Stored records
+ + + +

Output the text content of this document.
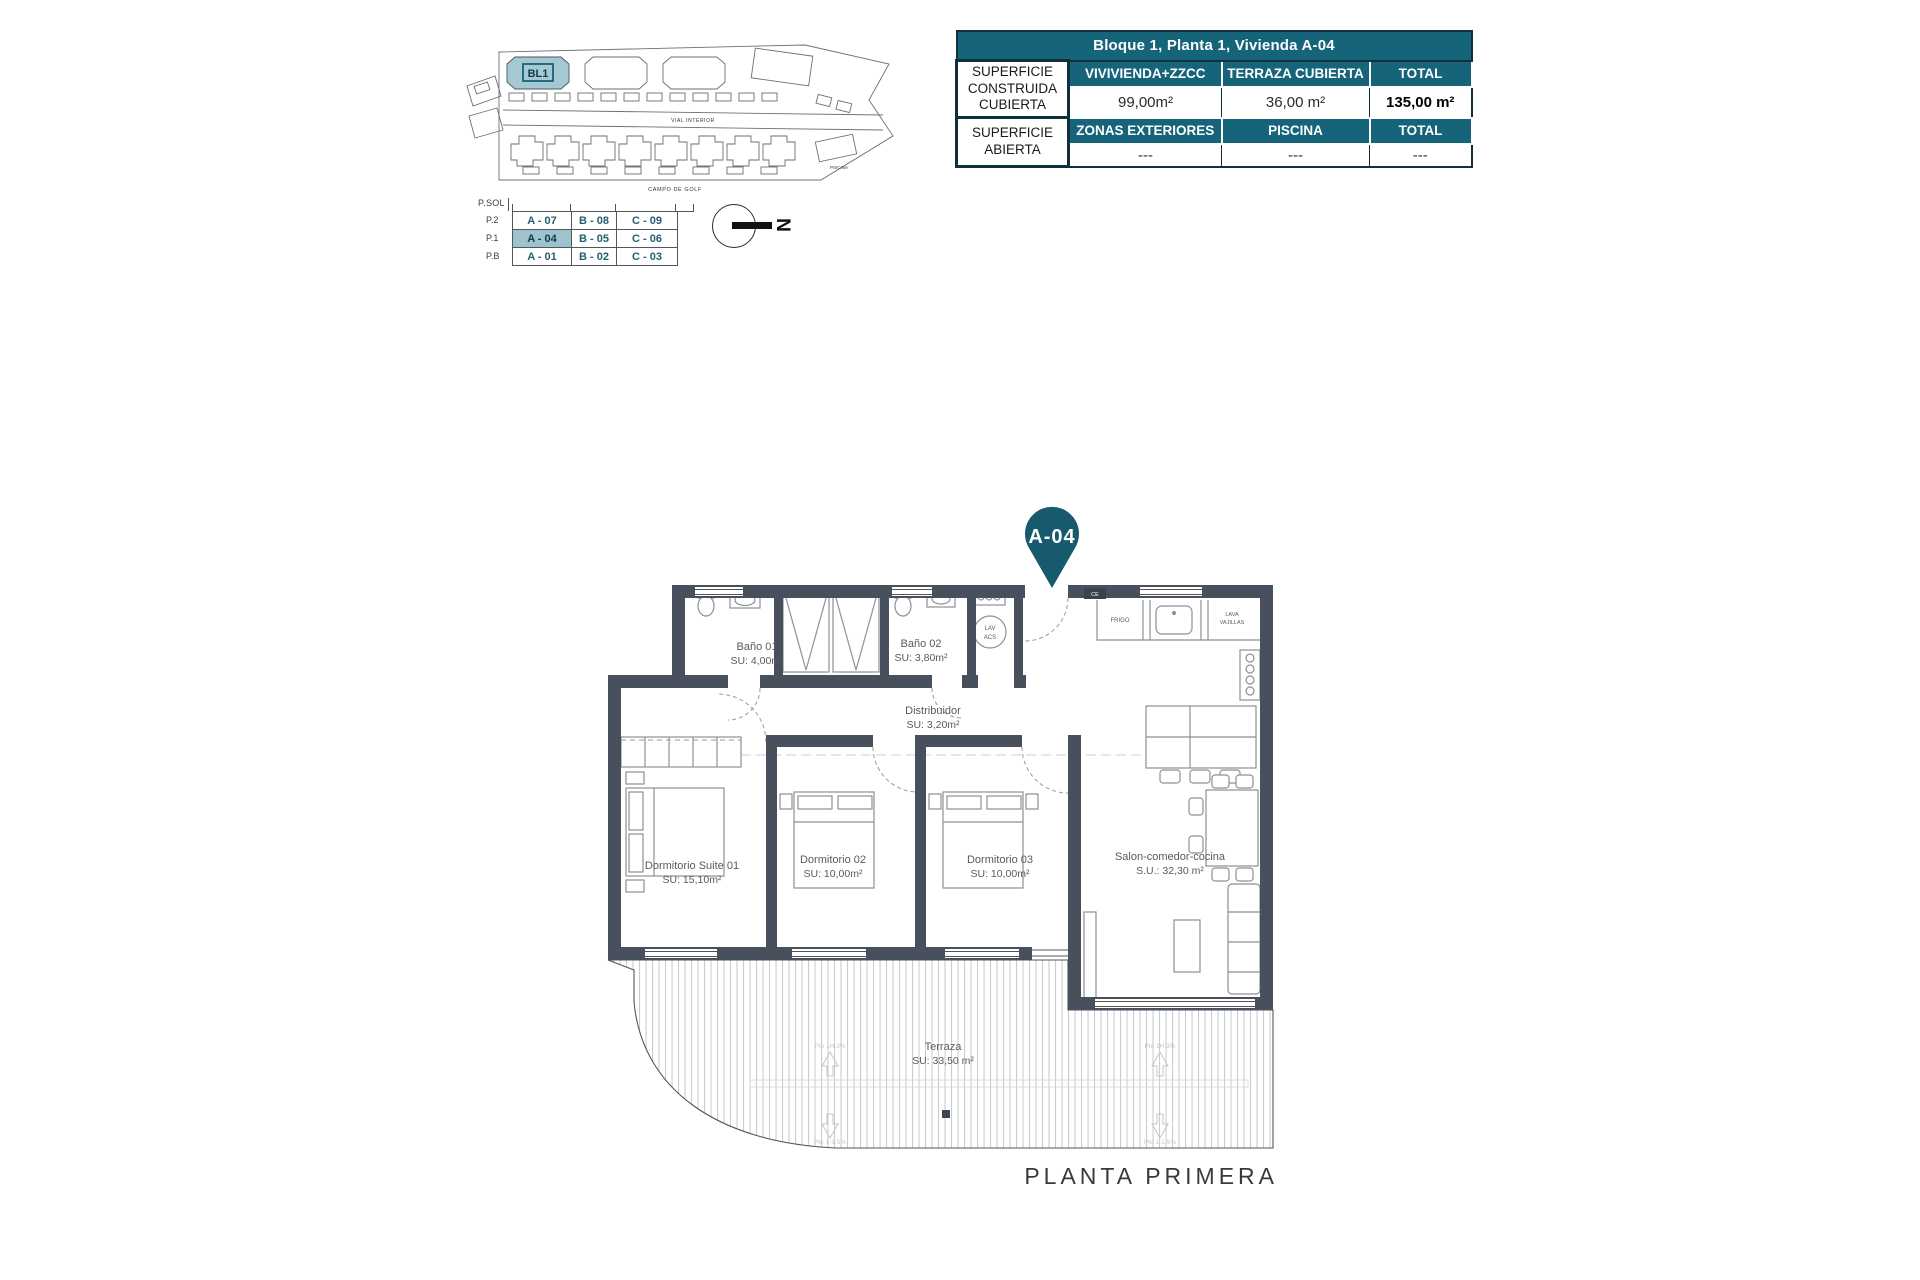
BL1
VIAL INTERIOR
CAMPO DE GOLF
PISCINA
P.SOL
P.2
P.1
P.B
A - 07	B - 08	C - 09
A - 04	B - 05	C - 06
A - 01	B - 02	C - 03
N
Bloque 1, Planta 1, Vivienda A-04			
SUPERFICIE CONSTRUIDA CUBIERTA	VIVIVIENDA+ZZCC	TERRAZA CUBIERTA	TOTAL
	99,00m²	36,00 m²	135,00 m²
SUPERFICIE ABIERTA	ZONAS EXTERIORES	PISCINA	TOTAL
	---	---	---
Pte 1H.3%
Pte 1-1.5%
Pte 1H.3%
Pte 1-1.5%
CE
Baño 01
SU: 4,00m²
Baño 02
SU: 3,80m²
Distribuidor
SU: 3,20m²
Dormitorio Suite 01
SU: 15,10m²
Dormitorio 02
SU: 10,00m²
Dormitorio 03
SU: 10,00m²
Salon-comedor-cocina
S.U.: 32,30 m²
Terraza
SU: 33,50 m²
FRIGO
LAVA
VAJILLAS
LAV
ACS
A-04
PLANTA PRIMERA
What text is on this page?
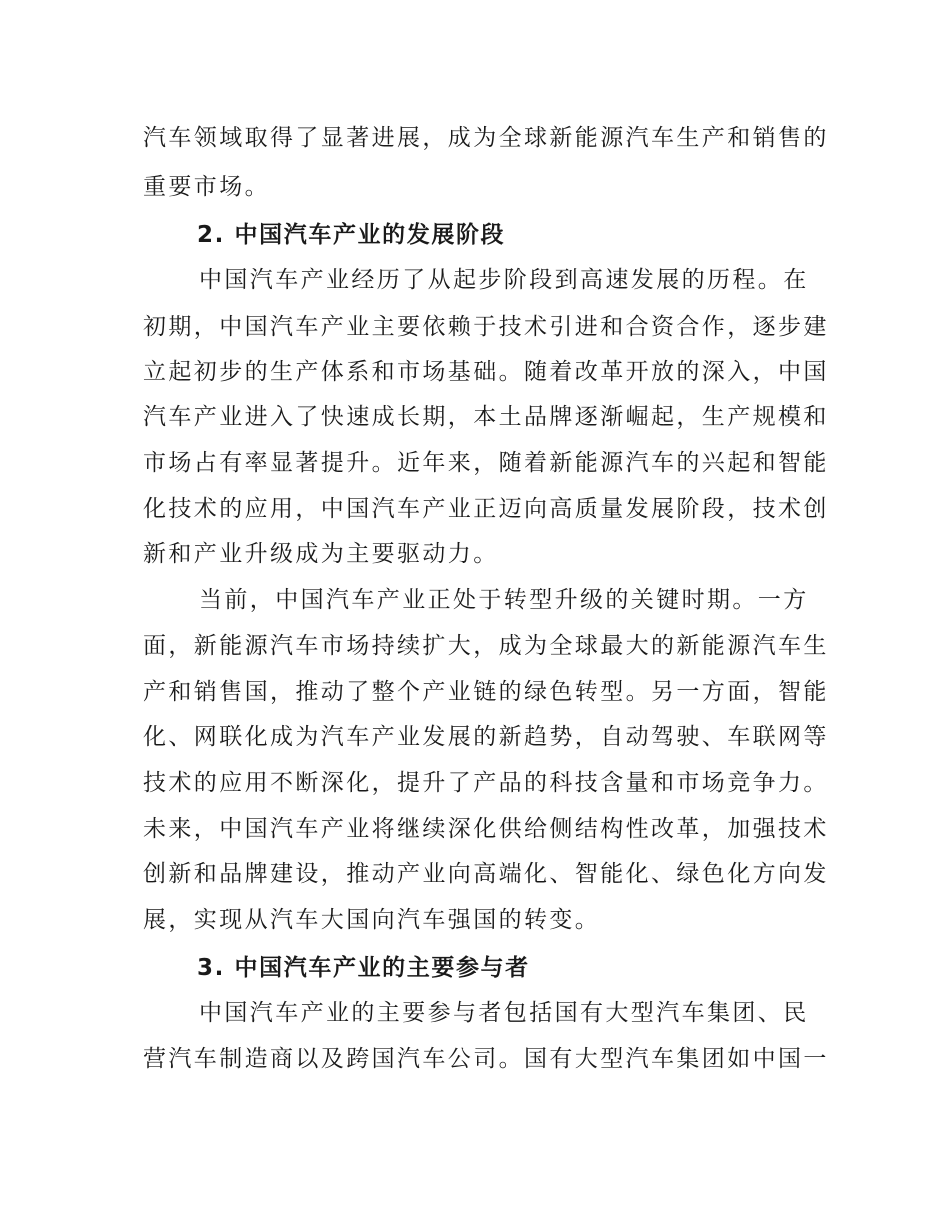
汽车领域取得了显著进展，成为全球新能源汽车生产和销售的
重要市场。
2. 中国汽车产业的发展阶段
中国汽车产业经历了从起步阶段到高速发展的历程。在
初期，中国汽车产业主要依赖于技术引进和合资合作，逐步建
立起初步的生产体系和市场基础。随着改革开放的深入，中国
汽车产业进入了快速成长期，本土品牌逐渐崛起，生产规模和
市场占有率显著提升。近年来，随着新能源汽车的兴起和智能
化技术的应用，中国汽车产业正迈向高质量发展阶段，技术创
新和产业升级成为主要驱动力。
当前，中国汽车产业正处于转型升级的关键时期。一方
面，新能源汽车市场持续扩大，成为全球最大的新能源汽车生
产和销售国，推动了整个产业链的绿色转型。另一方面，智能
化、网联化成为汽车产业发展的新趋势，自动驾驶、车联网等
技术的应用不断深化，提升了产品的科技含量和市场竞争力。
未来，中国汽车产业将继续深化供给侧结构性改革，加强技术
创新和品牌建设，推动产业向高端化、智能化、绿色化方向发
展，实现从汽车大国向汽车强国的转变。
3. 中国汽车产业的主要参与者
中国汽车产业的主要参与者包括国有大型汽车集团、民
营汽车制造商以及跨国汽车公司。国有大型汽车集团如中国一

+ + + +

(Work instructions): Retype everything in the material word for word, minus pictures.

(Result of the task):
Output the text content of this document.
BL1
VIAL INTERIOR
CAMPO DE GOLF
PISCINA
P.SOL
P.2
P.1
P.B
A - 07	B - 08	C - 09
A - 04	B - 05	C - 06
A - 01	B - 02	C - 03
N
Bloque 1, Planta 1, Vivienda A-04			
SUPERFICIE CONSTRUIDA CUBIERTA	VIVIVIENDA+ZZCC	TERRAZA CUBIERTA	TOTAL
	99,00m²	36,00 m²	135,00 m²
SUPERFICIE ABIERTA	ZONAS EXTERIORES	PISCINA	TOTAL
	---	---	---
Pte 1H.3%
Pte 1-1.5%
Pte 1H.3%
Pte 1-1.5%
CE
Baño 01
SU: 4,00m²
Baño 02
SU: 3,80m²
Distribuidor
SU: 3,20m²
Dormitorio Suite 01
SU: 15,10m²
Dormitorio 02
SU: 10,00m²
Dormitorio 03
SU: 10,00m²
Salon-comedor-cocina
S.U.: 32,30 m²
Terraza
SU: 33,50 m²
FRIGO
LAVA
VAJILLAS
LAV
ACS
A-04
PLANTA PRIMERA
What text is on this page?
汽车领域取得了显著进展，成为全球新能源汽车生产和销售的
重要市场。
2. 中国汽车产业的发展阶段
中国汽车产业经历了从起步阶段到高速发展的历程。在
初期，中国汽车产业主要依赖于技术引进和合资合作，逐步建
立起初步的生产体系和市场基础。随着改革开放的深入，中国
汽车产业进入了快速成长期，本土品牌逐渐崛起，生产规模和
市场占有率显著提升。近年来，随着新能源汽车的兴起和智能
化技术的应用，中国汽车产业正迈向高质量发展阶段，技术创
新和产业升级成为主要驱动力。
当前，中国汽车产业正处于转型升级的关键时期。一方
面，新能源汽车市场持续扩大，成为全球最大的新能源汽车生
产和销售国，推动了整个产业链的绿色转型。另一方面，智能
化、网联化成为汽车产业发展的新趋势，自动驾驶、车联网等
技术的应用不断深化，提升了产品的科技含量和市场竞争力。
未来，中国汽车产业将继续深化供给侧结构性改革，加强技术
创新和品牌建设，推动产业向高端化、智能化、绿色化方向发
展，实现从汽车大国向汽车强国的转变。
3. 中国汽车产业的主要参与者
中国汽车产业的主要参与者包括国有大型汽车集团、民
营汽车制造商以及跨国汽车公司。国有大型汽车集团如中国一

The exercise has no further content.